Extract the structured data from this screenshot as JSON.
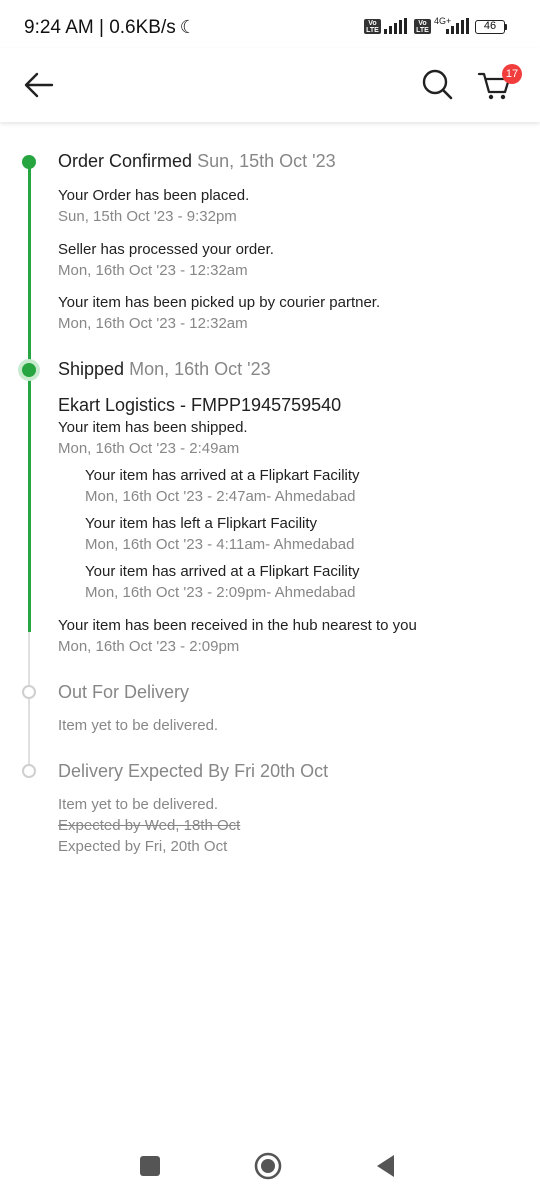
{
  "status_bar": {
    "time_speed": "9:24 AM | 0.6KB/s",
    "volte_label": "Vo LTE",
    "network_label": "4G+",
    "battery_level": "46"
  },
  "header": {
    "cart_count": "17"
  },
  "timeline": {
    "order_confirmed": {
      "title": "Order Confirmed",
      "date": "Sun, 15th Oct '23",
      "events": [
        {
          "text": "Your Order has been placed.",
          "time": "Sun, 15th Oct '23 - 9:32pm"
        },
        {
          "text": "Seller has processed your order.",
          "time": "Mon, 16th Oct '23 - 12:32am"
        },
        {
          "text": "Your item has been picked up by courier partner.",
          "time": "Mon, 16th Oct '23 - 12:32am"
        }
      ]
    },
    "shipped": {
      "title": "Shipped",
      "date": "Mon, 16th Oct '23",
      "courier": "Ekart Logistics - FMPP1945759540",
      "shipped_event": {
        "text": "Your item has been shipped.",
        "time": "Mon, 16th Oct '23 - 2:49am"
      },
      "facility_events": [
        {
          "text": "Your item has arrived at a Flipkart Facility",
          "time": "Mon, 16th Oct '23 - 2:47am- Ahmedabad"
        },
        {
          "text": "Your item has left a Flipkart Facility",
          "time": "Mon, 16th Oct '23 - 4:11am- Ahmedabad"
        },
        {
          "text": "Your item has arrived at a Flipkart Facility",
          "time": "Mon, 16th Oct '23 - 2:09pm- Ahmedabad"
        }
      ],
      "hub_event": {
        "text": "Your item has been received in the hub nearest to you",
        "time": "Mon, 16th Oct '23 - 2:09pm"
      }
    },
    "out_for_delivery": {
      "title": "Out For Delivery",
      "note": "Item yet to be delivered."
    },
    "delivery_expected": {
      "title": "Delivery Expected By Fri 20th Oct",
      "note": "Item yet to be delivered.",
      "old_expected": "Expected by Wed, 18th Oct",
      "new_expected": "Expected by Fri, 20th Oct"
    }
  },
  "colors": {
    "success_green": "#26a541",
    "muted_text": "#878787",
    "badge_red": "#f23d3d"
  }
}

====

Excluding the pictures, reproduce every entry exactly as given.

Extract the structured data from this screenshot as JSON.
{
  "status_bar": {
    "time_speed": "9:24 AM | 0.6KB/s",
    "volte_label": "Vo LTE",
    "network_label": "4G+",
    "battery_level": "46"
  },
  "header": {
    "cart_count": "17"
  },
  "timeline": {
    "order_confirmed": {
      "title": "Order Confirmed",
      "date": "Sun, 15th Oct '23",
      "events": [
        {
          "text": "Your Order has been placed.",
          "time": "Sun, 15th Oct '23 - 9:32pm"
        },
        {
          "text": "Seller has processed your order.",
          "time": "Mon, 16th Oct '23 - 12:32am"
        },
        {
          "text": "Your item has been picked up by courier partner.",
          "time": "Mon, 16th Oct '23 - 12:32am"
        }
      ]
    },
    "shipped": {
      "title": "Shipped",
      "date": "Mon, 16th Oct '23",
      "courier": "Ekart Logistics - FMPP1945759540",
      "shipped_event": {
        "text": "Your item has been shipped.",
        "time": "Mon, 16th Oct '23 - 2:49am"
      },
      "facility_events": [
        {
          "text": "Your item has arrived at a Flipkart Facility",
          "time": "Mon, 16th Oct '23 - 2:47am- Ahmedabad"
        },
        {
          "text": "Your item has left a Flipkart Facility",
          "time": "Mon, 16th Oct '23 - 4:11am- Ahmedabad"
        },
        {
          "text": "Your item has arrived at a Flipkart Facility",
          "time": "Mon, 16th Oct '23 - 2:09pm- Ahmedabad"
        }
      ],
      "hub_event": {
        "text": "Your item has been received in the hub nearest to you",
        "time": "Mon, 16th Oct '23 - 2:09pm"
      }
    },
    "out_for_delivery": {
      "title": "Out For Delivery",
      "note": "Item yet to be delivered."
    },
    "delivery_expected": {
      "title": "Delivery Expected By Fri 20th Oct",
      "note": "Item yet to be delivered.",
      "old_expected": "Expected by Wed, 18th Oct",
      "new_expected": "Expected by Fri, 20th Oct"
    }
  },
  "colors": {
    "success_green": "#26a541",
    "muted_text": "#878787",
    "badge_red": "#f23d3d"
  }
}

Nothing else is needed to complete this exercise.